## Written task
Below are some records; return each one exactly.

====

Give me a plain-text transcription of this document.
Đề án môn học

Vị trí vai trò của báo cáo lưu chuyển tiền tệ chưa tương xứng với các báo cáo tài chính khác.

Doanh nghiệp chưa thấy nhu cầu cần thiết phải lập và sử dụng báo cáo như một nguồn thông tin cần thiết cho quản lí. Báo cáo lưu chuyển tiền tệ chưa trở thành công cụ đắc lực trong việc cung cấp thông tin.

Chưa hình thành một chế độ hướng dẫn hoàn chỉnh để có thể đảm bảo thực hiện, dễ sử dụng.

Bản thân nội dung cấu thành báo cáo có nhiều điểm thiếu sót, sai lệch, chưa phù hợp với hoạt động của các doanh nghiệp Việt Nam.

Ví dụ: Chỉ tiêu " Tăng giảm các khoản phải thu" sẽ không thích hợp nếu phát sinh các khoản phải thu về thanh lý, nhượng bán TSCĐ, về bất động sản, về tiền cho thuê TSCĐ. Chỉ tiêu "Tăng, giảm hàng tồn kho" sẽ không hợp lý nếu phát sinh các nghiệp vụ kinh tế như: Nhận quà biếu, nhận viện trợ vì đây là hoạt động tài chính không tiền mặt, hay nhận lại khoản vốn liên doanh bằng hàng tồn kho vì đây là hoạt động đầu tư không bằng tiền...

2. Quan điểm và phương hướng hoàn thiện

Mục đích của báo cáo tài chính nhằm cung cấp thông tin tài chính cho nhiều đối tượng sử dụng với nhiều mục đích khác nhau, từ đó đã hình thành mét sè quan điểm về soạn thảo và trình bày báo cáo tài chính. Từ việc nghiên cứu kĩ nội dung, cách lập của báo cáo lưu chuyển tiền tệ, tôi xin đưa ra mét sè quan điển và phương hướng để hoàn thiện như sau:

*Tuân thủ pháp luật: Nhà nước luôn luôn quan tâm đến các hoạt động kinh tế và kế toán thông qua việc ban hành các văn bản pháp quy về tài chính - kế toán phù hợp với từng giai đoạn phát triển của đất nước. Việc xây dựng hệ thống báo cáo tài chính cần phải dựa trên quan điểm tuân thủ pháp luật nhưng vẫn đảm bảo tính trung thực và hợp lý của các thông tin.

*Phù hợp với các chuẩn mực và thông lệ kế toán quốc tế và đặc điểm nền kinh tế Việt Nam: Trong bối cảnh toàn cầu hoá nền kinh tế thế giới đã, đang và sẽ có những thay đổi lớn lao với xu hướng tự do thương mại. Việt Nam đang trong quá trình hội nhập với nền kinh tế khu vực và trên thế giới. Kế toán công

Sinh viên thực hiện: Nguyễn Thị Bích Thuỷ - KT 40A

====

## Full solution
Give me a plain-text transcription of this document.
Đề án môn học

Vị trí vai trò của báo cáo lưu chuyển tiền tệ chưa tương xứng với các báo cáo tài chính khác.

Doanh nghiệp chưa thấy nhu cầu cần thiết phải lập và sử dụng báo cáo như một nguồn thông tin cần thiết cho quản lí. Báo cáo lưu chuyển tiền tệ chưa trở thành công cụ đắc lực trong việc cung cấp thông tin.

Chưa hình thành một chế độ hướng dẫn hoàn chỉnh để có thể đảm bảo thực hiện, dễ sử dụng.

Bản thân nội dung cấu thành báo cáo có nhiều điểm thiếu sót, sai lệch, chưa phù hợp với hoạt động của các doanh nghiệp Việt Nam.

Ví dụ: Chỉ tiêu " Tăng giảm các khoản phải thu" sẽ không thích hợp nếu phát sinh các khoản phải thu về thanh lý, nhượng bán TSCĐ, về bất động sản, về tiền cho thuê TSCĐ. Chỉ tiêu "Tăng, giảm hàng tồn kho" sẽ không hợp lý nếu phát sinh các nghiệp vụ kinh tế như: Nhận quà biếu, nhận viện trợ vì đây là hoạt động tài chính không tiền mặt, hay nhận lại khoản vốn liên doanh bằng hàng tồn kho vì đây là hoạt động đầu tư không bằng tiền...

2. Quan điểm và phương hướng hoàn thiện

Mục đích của báo cáo tài chính nhằm cung cấp thông tin tài chính cho nhiều đối tượng sử dụng với nhiều mục đích khác nhau, từ đó đã hình thành mét sè quan điểm về soạn thảo và trình bày báo cáo tài chính. Từ việc nghiên cứu kĩ nội dung, cách lập của báo cáo lưu chuyển tiền tệ, tôi xin đưa ra mét sè quan điển và phương hướng để hoàn thiện như sau:

*Tuân thủ pháp luật: Nhà nước luôn luôn quan tâm đến các hoạt động kinh tế và kế toán thông qua việc ban hành các văn bản pháp quy về tài chính - kế toán phù hợp với từng giai đoạn phát triển của đất nước. Việc xây dựng hệ thống báo cáo tài chính cần phải dựa trên quan điểm tuân thủ pháp luật nhưng vẫn đảm bảo tính trung thực và hợp lý của các thông tin.

*Phù hợp với các chuẩn mực và thông lệ kế toán quốc tế và đặc điểm nền kinh tế Việt Nam: Trong bối cảnh toàn cầu hoá nền kinh tế thế giới đã, đang và sẽ có những thay đổi lớn lao với xu hướng tự do thương mại. Việt Nam đang trong quá trình hội nhập với nền kinh tế khu vực và trên thế giới. Kế toán công

Sinh viên thực hiện: Nguyễn Thị Bích Thuỷ - KT 40A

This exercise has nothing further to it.